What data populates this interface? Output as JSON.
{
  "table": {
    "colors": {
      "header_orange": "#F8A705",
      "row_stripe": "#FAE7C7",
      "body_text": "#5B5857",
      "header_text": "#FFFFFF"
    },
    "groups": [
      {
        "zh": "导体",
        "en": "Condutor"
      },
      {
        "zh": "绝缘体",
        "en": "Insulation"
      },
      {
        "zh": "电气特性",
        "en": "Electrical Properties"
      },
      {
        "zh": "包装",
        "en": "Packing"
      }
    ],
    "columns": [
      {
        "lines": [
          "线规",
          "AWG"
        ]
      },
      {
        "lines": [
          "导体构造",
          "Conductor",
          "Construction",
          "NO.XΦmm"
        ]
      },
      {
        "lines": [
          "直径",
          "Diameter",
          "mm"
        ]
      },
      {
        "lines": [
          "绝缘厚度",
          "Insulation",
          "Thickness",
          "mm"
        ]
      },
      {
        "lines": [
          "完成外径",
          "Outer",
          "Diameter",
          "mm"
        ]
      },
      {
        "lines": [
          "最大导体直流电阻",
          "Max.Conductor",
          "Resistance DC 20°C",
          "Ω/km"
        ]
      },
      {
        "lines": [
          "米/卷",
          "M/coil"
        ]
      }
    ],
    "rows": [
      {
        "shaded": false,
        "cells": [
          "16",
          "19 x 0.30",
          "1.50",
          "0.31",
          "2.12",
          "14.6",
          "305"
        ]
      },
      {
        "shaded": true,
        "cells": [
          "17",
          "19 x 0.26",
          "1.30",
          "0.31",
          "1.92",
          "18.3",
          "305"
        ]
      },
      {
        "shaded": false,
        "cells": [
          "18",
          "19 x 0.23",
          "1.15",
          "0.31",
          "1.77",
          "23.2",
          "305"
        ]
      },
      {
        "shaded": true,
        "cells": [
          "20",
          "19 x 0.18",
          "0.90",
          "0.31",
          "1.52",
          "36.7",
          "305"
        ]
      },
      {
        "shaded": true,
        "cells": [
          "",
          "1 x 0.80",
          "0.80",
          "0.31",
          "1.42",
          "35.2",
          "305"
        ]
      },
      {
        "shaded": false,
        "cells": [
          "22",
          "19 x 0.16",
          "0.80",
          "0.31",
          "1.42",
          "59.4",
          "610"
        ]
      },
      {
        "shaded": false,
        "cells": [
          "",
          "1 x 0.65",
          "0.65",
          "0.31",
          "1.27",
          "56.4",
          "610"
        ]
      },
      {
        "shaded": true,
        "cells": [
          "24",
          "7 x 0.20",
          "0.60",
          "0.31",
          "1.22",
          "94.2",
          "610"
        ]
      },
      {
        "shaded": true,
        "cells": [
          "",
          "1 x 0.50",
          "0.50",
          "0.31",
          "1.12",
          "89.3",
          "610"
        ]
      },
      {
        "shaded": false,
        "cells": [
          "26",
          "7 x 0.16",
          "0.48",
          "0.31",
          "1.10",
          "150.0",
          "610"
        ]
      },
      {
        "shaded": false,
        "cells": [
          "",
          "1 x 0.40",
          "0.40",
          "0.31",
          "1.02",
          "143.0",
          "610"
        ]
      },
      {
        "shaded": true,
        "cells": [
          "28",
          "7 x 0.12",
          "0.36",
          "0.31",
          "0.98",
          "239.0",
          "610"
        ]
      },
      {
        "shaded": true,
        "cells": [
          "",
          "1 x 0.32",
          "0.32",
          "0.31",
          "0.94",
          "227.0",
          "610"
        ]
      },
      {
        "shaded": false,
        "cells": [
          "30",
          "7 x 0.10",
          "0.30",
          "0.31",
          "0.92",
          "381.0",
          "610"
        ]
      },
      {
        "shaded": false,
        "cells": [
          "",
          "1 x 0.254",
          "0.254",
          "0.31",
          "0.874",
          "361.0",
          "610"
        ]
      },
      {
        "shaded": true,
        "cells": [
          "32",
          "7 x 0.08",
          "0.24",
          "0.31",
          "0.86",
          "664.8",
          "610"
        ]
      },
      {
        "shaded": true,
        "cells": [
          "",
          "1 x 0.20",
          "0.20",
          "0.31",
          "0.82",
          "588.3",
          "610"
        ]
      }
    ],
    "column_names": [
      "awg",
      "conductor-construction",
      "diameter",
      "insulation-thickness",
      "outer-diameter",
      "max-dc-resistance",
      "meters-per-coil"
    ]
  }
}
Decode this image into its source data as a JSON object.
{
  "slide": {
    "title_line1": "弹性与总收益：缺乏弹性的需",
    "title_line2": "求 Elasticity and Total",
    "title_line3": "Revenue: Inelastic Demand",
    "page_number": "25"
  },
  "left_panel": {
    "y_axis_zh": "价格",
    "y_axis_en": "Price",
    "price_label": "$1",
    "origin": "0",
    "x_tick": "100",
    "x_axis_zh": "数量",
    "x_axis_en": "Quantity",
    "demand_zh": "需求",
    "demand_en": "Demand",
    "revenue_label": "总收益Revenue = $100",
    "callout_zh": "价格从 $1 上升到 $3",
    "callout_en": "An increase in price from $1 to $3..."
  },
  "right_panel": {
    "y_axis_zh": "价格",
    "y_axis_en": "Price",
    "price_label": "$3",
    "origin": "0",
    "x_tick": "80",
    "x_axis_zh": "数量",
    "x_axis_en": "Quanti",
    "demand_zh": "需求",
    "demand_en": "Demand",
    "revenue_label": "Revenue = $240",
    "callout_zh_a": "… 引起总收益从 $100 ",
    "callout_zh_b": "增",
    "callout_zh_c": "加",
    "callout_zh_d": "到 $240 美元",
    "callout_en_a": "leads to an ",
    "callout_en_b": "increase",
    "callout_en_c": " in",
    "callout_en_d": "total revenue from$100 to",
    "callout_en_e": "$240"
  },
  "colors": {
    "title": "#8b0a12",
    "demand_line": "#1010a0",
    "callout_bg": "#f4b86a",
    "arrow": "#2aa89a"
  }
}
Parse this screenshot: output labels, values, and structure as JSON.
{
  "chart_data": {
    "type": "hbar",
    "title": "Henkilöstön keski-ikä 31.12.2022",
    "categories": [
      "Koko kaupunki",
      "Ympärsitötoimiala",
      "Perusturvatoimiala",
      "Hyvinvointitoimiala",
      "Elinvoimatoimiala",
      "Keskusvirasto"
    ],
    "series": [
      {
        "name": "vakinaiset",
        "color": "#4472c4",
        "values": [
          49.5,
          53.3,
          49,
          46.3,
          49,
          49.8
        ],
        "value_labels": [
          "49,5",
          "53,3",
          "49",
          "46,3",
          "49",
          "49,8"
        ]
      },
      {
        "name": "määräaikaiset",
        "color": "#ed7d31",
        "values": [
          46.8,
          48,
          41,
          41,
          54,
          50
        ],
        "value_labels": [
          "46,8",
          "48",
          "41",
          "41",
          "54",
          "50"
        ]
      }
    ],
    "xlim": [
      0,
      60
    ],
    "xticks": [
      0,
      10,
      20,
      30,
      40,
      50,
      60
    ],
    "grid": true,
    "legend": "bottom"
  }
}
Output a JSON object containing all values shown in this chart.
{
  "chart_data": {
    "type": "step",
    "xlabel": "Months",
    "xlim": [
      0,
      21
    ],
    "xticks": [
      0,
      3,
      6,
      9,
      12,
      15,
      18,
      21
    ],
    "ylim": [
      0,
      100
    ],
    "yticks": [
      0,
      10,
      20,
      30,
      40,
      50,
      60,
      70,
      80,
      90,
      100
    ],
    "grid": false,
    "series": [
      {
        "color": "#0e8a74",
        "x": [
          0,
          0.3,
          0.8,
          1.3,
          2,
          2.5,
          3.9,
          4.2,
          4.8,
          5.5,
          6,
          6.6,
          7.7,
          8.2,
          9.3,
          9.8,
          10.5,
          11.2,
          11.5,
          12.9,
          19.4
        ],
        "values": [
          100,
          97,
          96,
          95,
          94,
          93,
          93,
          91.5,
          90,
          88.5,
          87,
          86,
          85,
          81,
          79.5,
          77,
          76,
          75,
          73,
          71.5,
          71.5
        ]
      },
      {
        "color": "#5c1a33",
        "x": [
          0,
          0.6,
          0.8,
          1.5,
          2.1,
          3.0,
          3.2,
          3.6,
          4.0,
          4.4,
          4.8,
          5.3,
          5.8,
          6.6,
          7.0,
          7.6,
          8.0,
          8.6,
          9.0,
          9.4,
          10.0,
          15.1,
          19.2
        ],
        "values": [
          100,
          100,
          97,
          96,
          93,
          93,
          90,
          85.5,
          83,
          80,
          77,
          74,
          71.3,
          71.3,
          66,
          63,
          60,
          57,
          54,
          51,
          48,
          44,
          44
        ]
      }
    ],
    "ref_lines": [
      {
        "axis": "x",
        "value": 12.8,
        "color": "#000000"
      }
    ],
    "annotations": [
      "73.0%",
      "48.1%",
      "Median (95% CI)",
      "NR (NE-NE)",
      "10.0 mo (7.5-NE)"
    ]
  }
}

****************

Select all lines with the word "JSON" from the entries above.

What data populates this interface? Output as JSON.
Decode this image into its source data as a JSON object.
Parse this screenshot: output labels, values, and structure as JSON.
Output a JSON object containing all values shown in this chart.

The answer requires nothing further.